▸ **Aim of the exercise**: Extract all lines that hold "panel" from the records below.

------------------------------------------------------------------------

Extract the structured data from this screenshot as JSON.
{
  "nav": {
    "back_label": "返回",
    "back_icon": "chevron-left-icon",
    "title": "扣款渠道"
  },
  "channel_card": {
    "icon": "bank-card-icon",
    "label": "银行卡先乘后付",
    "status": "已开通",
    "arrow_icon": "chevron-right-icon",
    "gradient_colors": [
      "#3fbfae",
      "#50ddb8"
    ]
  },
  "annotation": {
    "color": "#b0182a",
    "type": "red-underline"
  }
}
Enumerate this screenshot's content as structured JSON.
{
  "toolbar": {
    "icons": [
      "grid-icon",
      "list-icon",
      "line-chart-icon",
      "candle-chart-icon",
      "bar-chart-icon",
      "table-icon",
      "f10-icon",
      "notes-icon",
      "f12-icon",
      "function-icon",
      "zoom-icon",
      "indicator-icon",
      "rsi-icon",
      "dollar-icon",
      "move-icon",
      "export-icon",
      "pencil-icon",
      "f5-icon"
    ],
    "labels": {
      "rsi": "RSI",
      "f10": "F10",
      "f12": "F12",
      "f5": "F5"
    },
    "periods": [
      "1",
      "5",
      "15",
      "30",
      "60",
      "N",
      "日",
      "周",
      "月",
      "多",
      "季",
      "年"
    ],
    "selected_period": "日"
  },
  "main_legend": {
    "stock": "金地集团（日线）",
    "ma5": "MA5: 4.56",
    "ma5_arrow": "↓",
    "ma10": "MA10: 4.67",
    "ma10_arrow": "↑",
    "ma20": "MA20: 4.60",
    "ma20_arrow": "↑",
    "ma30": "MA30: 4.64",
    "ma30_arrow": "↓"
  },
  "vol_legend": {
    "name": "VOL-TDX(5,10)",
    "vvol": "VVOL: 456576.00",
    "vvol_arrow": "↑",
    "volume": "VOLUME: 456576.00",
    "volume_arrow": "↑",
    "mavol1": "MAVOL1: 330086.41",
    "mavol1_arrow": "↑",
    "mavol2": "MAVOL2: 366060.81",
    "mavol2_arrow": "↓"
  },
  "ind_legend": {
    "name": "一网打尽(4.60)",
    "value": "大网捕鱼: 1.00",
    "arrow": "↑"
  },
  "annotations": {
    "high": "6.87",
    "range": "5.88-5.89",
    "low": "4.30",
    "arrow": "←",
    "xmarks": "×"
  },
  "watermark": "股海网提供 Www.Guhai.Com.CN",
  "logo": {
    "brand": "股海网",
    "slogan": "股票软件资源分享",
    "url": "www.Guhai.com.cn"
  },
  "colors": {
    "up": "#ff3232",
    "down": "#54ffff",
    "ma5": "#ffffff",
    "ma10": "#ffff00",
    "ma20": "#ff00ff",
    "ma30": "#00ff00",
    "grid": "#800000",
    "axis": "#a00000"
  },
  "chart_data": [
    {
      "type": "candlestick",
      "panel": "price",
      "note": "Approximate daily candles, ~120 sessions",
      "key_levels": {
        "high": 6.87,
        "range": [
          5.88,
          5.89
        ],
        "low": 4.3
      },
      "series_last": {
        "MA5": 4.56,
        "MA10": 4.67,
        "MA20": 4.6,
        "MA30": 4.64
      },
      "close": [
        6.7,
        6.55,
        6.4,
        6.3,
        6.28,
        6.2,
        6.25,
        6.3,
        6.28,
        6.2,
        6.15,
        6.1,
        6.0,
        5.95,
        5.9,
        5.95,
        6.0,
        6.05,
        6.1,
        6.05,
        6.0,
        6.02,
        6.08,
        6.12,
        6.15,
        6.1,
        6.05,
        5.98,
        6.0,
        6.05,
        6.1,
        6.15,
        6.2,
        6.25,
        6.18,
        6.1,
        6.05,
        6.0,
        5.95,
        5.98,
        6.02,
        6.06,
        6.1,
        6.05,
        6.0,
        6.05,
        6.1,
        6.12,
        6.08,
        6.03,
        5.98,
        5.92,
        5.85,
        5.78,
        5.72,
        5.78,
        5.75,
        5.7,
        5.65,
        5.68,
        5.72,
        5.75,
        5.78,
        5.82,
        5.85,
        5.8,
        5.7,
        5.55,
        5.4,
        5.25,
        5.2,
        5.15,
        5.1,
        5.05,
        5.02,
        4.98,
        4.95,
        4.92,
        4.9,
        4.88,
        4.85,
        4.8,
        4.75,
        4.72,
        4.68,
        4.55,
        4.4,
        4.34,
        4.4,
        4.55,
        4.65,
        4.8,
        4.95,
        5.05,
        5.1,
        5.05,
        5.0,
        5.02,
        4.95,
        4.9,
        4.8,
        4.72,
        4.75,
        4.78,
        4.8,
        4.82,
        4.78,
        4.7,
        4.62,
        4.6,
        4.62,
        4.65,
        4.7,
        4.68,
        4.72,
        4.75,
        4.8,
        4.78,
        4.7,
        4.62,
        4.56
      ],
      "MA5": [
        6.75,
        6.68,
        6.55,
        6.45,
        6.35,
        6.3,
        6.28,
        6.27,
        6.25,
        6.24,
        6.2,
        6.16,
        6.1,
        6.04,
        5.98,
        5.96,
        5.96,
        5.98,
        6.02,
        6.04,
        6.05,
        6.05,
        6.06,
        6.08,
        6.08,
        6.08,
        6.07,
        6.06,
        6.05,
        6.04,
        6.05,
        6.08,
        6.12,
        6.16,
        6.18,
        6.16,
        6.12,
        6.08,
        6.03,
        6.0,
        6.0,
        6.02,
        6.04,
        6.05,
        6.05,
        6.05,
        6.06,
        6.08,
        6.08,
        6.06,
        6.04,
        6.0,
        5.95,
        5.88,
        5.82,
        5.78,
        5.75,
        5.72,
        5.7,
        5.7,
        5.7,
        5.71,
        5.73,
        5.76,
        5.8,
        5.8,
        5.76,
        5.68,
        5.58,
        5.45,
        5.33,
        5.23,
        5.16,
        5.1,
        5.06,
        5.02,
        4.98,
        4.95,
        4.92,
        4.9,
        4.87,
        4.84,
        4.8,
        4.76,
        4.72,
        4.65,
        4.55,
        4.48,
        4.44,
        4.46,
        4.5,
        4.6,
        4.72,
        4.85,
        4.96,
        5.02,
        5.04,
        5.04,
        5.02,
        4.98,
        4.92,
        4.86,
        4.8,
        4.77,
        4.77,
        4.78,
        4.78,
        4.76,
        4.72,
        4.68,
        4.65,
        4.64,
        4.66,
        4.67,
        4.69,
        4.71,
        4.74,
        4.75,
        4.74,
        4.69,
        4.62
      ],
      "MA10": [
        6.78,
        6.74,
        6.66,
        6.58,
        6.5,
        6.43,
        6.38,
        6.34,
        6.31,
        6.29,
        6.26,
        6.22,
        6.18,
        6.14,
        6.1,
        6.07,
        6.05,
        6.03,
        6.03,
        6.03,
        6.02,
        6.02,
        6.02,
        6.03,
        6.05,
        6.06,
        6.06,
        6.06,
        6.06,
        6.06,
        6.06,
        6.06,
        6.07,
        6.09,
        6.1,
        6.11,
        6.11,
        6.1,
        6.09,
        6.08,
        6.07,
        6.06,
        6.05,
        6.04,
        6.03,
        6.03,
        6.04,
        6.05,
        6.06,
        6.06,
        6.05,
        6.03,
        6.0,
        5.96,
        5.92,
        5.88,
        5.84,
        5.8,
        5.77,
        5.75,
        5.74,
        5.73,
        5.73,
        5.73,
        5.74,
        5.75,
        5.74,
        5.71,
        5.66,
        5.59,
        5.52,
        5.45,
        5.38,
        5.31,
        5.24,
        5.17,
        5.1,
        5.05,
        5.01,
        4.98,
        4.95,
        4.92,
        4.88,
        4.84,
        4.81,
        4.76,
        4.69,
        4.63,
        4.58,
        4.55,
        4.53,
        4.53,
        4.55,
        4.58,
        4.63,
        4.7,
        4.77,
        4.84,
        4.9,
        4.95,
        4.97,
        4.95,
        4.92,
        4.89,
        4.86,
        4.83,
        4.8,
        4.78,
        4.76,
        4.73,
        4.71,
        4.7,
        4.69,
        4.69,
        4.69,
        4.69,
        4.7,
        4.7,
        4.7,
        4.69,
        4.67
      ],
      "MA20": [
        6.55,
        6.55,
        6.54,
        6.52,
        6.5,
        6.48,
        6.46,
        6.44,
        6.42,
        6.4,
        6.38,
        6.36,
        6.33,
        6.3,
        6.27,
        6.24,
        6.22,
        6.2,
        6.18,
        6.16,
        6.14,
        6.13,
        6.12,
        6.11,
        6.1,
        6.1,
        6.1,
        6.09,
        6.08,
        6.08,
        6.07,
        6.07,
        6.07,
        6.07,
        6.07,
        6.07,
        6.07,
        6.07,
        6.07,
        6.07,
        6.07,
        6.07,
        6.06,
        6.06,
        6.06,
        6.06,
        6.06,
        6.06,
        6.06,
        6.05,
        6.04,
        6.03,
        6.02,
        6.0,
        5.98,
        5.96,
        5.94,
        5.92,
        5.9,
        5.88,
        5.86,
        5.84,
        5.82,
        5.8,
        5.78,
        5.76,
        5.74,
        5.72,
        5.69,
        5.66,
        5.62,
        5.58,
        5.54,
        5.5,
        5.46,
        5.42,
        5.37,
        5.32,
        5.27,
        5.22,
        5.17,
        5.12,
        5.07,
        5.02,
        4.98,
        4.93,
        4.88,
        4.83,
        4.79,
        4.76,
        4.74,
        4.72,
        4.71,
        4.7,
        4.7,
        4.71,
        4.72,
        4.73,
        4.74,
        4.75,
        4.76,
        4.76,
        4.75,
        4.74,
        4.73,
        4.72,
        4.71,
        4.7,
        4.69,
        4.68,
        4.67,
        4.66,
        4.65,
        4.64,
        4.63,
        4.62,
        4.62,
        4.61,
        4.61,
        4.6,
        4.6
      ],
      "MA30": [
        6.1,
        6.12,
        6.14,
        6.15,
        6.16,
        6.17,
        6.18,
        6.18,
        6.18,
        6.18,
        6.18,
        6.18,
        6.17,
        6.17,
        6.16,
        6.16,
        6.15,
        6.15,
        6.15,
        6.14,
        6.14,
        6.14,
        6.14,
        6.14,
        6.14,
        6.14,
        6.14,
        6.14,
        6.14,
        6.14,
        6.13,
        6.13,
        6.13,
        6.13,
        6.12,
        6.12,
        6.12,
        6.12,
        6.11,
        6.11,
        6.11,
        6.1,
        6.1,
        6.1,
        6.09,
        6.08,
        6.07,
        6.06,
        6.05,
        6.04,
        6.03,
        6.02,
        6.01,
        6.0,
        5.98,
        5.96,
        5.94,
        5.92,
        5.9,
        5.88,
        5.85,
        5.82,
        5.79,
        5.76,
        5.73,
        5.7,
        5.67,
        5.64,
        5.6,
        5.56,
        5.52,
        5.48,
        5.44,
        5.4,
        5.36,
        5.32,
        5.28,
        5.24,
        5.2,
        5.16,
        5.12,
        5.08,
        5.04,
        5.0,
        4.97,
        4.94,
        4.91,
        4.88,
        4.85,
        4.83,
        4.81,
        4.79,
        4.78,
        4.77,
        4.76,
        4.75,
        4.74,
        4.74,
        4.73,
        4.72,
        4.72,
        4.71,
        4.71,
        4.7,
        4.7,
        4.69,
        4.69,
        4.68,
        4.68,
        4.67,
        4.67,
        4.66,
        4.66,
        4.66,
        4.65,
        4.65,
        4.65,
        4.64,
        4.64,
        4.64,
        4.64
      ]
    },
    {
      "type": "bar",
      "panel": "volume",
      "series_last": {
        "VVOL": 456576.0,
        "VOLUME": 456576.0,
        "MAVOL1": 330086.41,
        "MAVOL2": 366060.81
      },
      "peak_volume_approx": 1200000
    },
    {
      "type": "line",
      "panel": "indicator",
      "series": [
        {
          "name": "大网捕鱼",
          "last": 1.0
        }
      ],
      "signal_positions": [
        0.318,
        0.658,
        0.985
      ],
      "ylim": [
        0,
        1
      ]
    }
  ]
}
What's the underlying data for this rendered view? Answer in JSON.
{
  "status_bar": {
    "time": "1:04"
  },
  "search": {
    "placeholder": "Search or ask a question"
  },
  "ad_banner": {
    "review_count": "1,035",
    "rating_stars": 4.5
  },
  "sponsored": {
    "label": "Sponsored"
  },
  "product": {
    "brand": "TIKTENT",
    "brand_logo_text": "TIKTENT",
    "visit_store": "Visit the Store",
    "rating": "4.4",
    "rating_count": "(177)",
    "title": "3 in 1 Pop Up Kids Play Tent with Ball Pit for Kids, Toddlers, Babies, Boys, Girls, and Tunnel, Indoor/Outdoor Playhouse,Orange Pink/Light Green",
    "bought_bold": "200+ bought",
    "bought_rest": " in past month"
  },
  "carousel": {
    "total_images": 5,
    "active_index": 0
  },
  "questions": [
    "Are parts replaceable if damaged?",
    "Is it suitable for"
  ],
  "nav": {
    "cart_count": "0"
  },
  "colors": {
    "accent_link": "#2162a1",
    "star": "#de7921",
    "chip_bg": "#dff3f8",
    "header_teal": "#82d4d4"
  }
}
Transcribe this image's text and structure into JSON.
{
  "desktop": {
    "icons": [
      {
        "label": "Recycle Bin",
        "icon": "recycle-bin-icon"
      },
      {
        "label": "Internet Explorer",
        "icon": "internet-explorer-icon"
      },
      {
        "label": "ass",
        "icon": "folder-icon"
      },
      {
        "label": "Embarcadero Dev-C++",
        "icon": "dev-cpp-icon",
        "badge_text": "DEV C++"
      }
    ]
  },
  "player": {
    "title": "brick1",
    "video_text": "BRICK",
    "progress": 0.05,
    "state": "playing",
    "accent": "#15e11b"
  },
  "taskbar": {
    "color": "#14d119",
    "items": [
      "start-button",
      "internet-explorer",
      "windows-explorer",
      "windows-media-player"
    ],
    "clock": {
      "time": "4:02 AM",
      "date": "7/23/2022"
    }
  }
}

------------------------------------------------------------------------

▸ **Task solution**:
      "panel": "price",
      "panel": "volume",
      "panel": "indicator",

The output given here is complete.